Part of a data file:
— start —

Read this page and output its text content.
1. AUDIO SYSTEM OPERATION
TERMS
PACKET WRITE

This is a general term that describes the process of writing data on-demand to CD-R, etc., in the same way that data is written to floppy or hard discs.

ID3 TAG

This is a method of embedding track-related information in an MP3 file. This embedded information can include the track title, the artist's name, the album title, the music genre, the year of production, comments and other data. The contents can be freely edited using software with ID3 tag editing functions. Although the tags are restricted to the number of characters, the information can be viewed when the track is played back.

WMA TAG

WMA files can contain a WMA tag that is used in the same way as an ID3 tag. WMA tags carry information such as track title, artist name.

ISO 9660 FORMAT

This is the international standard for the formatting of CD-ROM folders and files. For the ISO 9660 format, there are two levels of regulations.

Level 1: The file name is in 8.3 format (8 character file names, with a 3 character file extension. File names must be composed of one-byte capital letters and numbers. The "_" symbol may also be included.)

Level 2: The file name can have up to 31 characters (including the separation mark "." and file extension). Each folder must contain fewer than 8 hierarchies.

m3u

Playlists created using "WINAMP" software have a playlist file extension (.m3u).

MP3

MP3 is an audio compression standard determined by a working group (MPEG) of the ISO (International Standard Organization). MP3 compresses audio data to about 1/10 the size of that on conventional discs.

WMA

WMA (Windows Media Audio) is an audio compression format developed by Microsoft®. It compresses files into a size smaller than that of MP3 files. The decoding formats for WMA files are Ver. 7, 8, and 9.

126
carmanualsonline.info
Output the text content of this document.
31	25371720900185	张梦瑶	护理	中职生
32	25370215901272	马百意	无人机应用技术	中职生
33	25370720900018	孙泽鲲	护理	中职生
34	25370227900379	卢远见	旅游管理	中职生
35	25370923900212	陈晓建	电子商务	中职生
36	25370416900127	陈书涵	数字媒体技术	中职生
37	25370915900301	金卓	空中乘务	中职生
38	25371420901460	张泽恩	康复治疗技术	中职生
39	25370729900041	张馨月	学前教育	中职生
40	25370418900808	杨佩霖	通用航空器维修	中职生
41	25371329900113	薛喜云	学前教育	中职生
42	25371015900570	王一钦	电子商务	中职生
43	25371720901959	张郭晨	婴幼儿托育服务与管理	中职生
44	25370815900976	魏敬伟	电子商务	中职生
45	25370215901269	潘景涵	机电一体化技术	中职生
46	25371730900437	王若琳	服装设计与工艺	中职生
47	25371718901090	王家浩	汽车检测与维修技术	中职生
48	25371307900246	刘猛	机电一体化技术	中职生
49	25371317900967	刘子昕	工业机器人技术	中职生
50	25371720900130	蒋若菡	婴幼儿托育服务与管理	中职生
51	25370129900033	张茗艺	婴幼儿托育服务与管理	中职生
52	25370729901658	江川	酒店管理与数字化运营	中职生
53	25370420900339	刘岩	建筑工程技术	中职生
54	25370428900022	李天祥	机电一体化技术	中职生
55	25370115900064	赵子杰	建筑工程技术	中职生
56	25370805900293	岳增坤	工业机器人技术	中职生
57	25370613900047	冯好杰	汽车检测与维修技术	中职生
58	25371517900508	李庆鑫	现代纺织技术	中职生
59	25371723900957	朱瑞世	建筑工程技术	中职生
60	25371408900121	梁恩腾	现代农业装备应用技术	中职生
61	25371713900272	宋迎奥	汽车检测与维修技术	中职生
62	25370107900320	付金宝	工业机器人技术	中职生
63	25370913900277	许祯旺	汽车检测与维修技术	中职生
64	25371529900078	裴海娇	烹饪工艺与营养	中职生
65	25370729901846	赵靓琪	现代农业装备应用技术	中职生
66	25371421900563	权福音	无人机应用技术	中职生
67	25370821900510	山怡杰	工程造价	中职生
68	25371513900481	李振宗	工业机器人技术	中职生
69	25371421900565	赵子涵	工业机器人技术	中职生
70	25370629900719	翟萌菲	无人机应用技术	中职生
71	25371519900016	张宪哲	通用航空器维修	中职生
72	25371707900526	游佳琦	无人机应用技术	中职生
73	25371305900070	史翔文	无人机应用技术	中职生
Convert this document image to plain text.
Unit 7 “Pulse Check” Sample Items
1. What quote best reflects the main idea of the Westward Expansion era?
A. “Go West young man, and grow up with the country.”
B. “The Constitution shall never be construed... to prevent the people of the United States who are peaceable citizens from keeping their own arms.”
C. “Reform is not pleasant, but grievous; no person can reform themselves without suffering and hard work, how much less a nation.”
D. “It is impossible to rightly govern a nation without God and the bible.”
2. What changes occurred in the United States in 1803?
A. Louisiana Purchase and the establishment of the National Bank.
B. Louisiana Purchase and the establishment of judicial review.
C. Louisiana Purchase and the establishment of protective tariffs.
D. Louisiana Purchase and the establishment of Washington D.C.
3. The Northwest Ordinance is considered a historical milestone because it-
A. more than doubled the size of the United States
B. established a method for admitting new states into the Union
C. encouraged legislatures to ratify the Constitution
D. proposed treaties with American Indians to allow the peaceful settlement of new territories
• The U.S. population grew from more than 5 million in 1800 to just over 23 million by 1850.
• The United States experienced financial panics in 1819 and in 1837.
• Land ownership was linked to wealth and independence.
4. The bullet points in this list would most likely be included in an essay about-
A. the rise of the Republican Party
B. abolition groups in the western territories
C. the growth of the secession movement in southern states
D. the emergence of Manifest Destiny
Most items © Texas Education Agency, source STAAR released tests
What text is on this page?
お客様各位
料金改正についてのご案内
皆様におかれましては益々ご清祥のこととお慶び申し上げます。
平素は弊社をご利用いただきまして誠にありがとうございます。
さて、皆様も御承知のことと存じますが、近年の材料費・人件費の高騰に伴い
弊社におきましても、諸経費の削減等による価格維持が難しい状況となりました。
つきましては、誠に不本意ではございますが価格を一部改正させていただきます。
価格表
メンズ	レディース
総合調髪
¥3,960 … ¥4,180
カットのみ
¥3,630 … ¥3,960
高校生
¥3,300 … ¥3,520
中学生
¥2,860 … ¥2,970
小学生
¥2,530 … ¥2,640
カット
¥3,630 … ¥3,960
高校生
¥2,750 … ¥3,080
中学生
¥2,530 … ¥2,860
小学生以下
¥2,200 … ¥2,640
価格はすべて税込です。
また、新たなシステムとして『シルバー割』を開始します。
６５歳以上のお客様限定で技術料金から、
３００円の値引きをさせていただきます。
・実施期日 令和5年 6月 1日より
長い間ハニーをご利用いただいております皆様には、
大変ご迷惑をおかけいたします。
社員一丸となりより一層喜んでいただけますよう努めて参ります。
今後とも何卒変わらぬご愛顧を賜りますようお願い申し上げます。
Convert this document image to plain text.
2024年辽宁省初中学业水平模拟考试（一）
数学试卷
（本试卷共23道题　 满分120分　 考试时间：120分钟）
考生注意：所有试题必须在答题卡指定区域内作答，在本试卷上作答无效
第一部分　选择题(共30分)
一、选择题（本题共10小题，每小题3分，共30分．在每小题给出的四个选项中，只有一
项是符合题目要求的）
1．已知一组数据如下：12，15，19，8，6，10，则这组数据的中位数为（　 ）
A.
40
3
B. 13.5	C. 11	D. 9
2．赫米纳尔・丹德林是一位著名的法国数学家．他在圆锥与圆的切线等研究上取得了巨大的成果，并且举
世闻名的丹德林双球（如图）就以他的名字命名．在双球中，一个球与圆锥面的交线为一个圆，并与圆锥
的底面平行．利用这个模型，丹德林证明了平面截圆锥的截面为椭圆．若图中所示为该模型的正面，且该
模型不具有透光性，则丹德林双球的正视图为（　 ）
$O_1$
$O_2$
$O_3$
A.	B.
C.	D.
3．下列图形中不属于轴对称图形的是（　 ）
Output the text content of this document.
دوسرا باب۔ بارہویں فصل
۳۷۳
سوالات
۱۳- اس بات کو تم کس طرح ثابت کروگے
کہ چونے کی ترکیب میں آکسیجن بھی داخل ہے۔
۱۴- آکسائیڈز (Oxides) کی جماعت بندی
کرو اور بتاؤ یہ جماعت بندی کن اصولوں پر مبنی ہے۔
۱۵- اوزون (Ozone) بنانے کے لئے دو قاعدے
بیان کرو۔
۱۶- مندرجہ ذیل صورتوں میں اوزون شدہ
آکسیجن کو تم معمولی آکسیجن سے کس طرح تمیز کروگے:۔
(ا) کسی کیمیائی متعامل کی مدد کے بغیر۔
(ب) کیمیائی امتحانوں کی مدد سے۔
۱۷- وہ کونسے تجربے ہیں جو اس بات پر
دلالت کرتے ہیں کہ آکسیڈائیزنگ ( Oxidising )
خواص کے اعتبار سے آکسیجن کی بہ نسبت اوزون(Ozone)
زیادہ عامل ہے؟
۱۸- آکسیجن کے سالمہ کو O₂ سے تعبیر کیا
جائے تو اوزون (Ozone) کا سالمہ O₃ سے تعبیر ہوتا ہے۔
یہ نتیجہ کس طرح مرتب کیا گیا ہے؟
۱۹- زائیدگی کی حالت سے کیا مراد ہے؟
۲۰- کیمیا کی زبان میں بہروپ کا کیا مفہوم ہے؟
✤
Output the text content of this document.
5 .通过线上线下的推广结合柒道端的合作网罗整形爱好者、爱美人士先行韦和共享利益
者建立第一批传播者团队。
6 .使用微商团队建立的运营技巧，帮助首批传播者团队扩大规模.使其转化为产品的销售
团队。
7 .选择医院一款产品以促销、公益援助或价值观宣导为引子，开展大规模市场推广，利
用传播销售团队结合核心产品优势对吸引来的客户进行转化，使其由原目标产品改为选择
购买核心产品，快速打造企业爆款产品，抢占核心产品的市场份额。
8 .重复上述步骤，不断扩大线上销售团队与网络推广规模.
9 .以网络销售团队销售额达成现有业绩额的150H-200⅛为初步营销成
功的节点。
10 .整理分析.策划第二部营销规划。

— end —

**Exercise requirements**
Scan the material above. Copy each line that holds the word "جماعت".

**The output**
۱۴- آکسائیڈز (Oxides) کی جماعت بندی
کرو اور بتاؤ یہ جماعت بندی کن اصولوں پر مبنی ہے۔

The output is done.